| YOUR INSTRUCTIONS |
Copy out the entries below precisely; nothing is to be omitted.
— BEGIN RECORDS FOR THIS TASK —
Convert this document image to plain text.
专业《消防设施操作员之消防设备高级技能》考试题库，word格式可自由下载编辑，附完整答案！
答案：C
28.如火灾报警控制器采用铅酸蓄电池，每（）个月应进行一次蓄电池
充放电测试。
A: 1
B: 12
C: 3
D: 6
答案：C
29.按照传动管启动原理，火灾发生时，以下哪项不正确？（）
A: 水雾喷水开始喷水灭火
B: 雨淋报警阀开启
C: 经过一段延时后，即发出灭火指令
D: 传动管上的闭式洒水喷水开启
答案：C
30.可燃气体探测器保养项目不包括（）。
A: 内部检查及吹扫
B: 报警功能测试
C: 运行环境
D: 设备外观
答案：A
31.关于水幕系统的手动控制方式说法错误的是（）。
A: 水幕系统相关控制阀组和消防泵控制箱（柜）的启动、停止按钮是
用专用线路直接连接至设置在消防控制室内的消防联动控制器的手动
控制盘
— END RECORDS FOR THIS TASK —
| RESULT OF THE EXERCISE |
Convert this document image to plain text.
专业《消防设施操作员之消防设备高级技能》考试题库，word格式可自由下载编辑，附完整答案！
答案：C
28.如火灾报警控制器采用铅酸蓄电池，每（）个月应进行一次蓄电池
充放电测试。
A: 1
B: 12
C: 3
D: 6
答案：C
29.按照传动管启动原理，火灾发生时，以下哪项不正确？（）
A: 水雾喷水开始喷水灭火
B: 雨淋报警阀开启
C: 经过一段延时后，即发出灭火指令
D: 传动管上的闭式洒水喷水开启
答案：C
30.可燃气体探测器保养项目不包括（）。
A: 内部检查及吹扫
B: 报警功能测试
C: 运行环境
D: 设备外观
答案：A
31.关于水幕系统的手动控制方式说法错误的是（）。
A: 水幕系统相关控制阀组和消防泵控制箱（柜）的启动、停止按钮是
用专用线路直接连接至设置在消防控制室内的消防联动控制器的手动
控制盘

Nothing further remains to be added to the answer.